Problem details
Answer these questions from the passage on Kashmir:
1. Since when has The Resistance Front been operating in Kashmir?
2. How much land near Srinagar was JSW Steel allotted?
3. How many targeted killings has Kashmir seen in 2022?

The Resistance Front (TRF), a new militant group which the police say is the Lashkar-e-Taiba (LeT) in disguise, started operating in Kashmir from August 2019. It is the first militant group to adopt a non-Islamic name after the Jammu and Kashmir Liberation Front (JKLF). After Bindroo’s murder, the TRF said he was an “RSS ideologue, involved in immoral trafficking and drug supply”. Kour and Chand were targeted because, according to the TRF, they had forced students to attend the Independence Day function at school.
Sanjay Tickoo, leader of the Kashmiri Pandits Sangharsh Samiti, has sought the Jammu and Kashmir High Court’s intervention to relocate all religious minorities living in Kashmir to a safe place outside the valley. Tickoo said the Hindus living in Kashmir wanted to leave, but the government was not allowing them to do so.
Observers said the killings would hit the government’s plan to attract investors to Kashmir. Last year, the J&K government, with the support of the Centre, held the first-ever Real Estate Summit to encourage people from across India to invest in real estate in Kashmir. At the summit, it was announced that the requirement mandating investors to be permanent residents of Kashmir was relaxed to facilitate more participation.
The government also announced an ambitious industrial policy to create five lakh jobs. Around 400 companies, including JSW Steel, had responded favourably. According to government sources, JSW Steel was allotted 6.25 acres near Srinagar for setting up a steel plant. Shah himself handed over the documents when he visited Srinagar last October. But with the deteriorating security situation, the policy has come under a cloud.
In 2022 alone, Kashmir has seen 19 targeted killings, busting the myth of normalcy which was woven around a tenuous calm and the increase in tourist footfalls. The Centre’s iron-fist policy seems to have contributed to the growing insecurity. It has marginalised key stakeholders, like regional parties and separatists. In the past, the Centre could lean on these groups to soothe tempers. That element is missing now. Almost the entire separatist leadership is in jail. Yasin Malik, the leader of the JKLF, has been sentenced to life. Jamia Masjid, the seat of Kashmir’s most influential Hurriyat leader, Mirwaiz Umar Farooq, has remained shut since Jammu and Kashmir became a Union territory.

Excerpts from a layout annotation set:
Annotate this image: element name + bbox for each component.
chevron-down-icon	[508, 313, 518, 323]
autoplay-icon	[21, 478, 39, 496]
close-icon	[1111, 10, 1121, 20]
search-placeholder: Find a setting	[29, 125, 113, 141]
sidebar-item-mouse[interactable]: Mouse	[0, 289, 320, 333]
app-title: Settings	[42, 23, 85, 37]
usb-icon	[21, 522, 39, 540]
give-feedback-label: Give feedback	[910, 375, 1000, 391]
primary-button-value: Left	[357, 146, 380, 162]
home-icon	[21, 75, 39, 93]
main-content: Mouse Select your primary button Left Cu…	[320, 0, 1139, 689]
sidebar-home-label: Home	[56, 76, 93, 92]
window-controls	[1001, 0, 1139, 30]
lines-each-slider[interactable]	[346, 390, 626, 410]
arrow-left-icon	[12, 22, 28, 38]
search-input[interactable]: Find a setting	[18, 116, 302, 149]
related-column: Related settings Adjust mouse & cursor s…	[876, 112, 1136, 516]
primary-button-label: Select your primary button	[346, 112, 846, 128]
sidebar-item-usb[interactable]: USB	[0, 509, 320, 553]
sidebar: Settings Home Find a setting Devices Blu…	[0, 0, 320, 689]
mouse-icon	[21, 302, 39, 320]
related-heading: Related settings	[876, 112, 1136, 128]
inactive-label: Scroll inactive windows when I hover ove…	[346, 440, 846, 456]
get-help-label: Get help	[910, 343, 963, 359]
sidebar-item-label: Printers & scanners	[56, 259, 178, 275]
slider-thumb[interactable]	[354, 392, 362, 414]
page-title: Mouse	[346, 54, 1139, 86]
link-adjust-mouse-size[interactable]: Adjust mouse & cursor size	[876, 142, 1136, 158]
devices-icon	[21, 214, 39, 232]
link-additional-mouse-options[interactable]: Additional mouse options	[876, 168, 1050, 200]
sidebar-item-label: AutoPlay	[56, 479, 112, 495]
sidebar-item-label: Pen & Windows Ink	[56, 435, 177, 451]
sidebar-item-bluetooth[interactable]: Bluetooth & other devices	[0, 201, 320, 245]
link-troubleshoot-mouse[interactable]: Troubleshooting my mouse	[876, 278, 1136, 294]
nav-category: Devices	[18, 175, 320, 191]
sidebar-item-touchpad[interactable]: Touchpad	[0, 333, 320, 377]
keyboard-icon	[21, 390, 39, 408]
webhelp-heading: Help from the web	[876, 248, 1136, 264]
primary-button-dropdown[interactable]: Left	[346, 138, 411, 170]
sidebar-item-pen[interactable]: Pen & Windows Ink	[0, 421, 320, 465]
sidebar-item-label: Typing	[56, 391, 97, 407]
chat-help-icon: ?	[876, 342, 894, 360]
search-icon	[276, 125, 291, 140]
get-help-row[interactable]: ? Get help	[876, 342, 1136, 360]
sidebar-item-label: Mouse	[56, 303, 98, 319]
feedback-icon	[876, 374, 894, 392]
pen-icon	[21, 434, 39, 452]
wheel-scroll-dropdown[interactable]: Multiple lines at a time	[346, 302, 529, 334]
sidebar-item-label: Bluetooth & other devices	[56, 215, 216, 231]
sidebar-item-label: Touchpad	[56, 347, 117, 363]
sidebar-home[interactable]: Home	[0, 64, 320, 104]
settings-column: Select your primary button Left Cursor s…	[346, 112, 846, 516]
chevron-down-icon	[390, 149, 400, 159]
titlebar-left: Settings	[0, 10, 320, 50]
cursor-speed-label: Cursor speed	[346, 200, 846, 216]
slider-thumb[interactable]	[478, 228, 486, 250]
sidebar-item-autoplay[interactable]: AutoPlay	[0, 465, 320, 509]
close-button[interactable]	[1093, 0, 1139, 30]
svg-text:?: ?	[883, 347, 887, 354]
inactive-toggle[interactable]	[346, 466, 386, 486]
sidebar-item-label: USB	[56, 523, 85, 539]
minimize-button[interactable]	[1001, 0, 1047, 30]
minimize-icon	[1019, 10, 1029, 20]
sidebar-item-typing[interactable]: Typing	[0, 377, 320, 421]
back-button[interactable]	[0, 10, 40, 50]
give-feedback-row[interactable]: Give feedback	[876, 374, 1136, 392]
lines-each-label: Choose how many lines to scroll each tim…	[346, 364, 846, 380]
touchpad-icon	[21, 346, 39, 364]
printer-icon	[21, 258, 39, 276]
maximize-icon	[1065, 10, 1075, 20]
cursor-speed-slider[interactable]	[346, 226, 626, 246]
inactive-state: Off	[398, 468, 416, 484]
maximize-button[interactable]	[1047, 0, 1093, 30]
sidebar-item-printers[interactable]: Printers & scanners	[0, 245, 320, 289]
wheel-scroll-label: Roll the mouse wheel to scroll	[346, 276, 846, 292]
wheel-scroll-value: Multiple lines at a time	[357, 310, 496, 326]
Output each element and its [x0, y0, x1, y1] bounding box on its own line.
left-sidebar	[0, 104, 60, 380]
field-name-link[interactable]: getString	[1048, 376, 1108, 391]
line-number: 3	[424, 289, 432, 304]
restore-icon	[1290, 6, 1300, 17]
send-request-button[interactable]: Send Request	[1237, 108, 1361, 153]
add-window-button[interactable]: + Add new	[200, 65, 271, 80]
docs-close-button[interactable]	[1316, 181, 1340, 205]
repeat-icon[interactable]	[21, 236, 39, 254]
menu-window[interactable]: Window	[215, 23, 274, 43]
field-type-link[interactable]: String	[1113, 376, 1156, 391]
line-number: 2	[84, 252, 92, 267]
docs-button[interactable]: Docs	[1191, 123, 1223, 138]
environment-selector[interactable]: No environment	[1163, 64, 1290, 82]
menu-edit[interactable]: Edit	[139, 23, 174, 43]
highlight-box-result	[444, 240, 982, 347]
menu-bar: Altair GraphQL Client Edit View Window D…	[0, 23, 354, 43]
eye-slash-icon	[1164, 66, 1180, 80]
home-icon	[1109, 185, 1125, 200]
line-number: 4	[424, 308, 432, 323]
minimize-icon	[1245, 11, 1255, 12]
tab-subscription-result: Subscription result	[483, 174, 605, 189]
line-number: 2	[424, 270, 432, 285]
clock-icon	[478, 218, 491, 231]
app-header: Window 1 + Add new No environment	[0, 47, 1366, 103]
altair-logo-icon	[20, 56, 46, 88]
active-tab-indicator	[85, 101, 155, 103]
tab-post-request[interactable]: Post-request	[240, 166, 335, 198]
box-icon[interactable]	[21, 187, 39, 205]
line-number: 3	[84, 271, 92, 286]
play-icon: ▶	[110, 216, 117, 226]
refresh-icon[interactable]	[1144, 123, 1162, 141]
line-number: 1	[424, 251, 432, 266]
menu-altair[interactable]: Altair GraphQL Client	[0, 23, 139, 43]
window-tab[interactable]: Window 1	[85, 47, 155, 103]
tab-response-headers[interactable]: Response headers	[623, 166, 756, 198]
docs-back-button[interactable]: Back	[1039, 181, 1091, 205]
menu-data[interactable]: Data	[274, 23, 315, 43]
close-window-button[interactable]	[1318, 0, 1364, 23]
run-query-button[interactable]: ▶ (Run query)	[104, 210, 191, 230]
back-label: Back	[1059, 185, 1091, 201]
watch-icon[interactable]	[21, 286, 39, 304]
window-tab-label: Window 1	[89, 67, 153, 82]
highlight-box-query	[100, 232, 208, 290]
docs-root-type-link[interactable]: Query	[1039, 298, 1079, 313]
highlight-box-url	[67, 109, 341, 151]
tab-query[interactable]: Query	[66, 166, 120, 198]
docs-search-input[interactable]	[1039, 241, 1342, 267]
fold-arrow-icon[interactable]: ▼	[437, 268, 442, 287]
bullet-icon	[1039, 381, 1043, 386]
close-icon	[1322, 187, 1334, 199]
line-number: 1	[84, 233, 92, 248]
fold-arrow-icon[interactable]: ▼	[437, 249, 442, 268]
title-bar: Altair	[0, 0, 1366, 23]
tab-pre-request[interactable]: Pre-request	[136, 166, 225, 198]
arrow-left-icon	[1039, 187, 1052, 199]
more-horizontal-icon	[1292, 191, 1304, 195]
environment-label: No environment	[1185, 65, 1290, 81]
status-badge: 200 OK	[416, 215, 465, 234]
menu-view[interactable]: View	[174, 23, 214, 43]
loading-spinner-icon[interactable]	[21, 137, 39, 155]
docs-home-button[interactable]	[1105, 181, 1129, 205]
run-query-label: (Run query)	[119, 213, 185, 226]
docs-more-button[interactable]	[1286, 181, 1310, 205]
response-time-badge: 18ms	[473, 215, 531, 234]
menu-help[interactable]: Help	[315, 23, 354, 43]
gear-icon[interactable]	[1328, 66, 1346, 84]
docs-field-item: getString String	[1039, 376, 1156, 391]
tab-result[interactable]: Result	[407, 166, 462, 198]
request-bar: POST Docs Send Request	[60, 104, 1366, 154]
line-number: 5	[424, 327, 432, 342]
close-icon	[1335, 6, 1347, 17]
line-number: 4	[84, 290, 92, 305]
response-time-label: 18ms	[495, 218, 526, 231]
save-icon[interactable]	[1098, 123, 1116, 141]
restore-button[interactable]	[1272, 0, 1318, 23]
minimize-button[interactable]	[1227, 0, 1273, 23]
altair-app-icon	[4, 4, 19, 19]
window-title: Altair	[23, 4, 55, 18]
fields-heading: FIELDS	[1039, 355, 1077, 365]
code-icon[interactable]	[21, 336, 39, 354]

Task result
1. August 2019
2. 6.25 acres
3. 19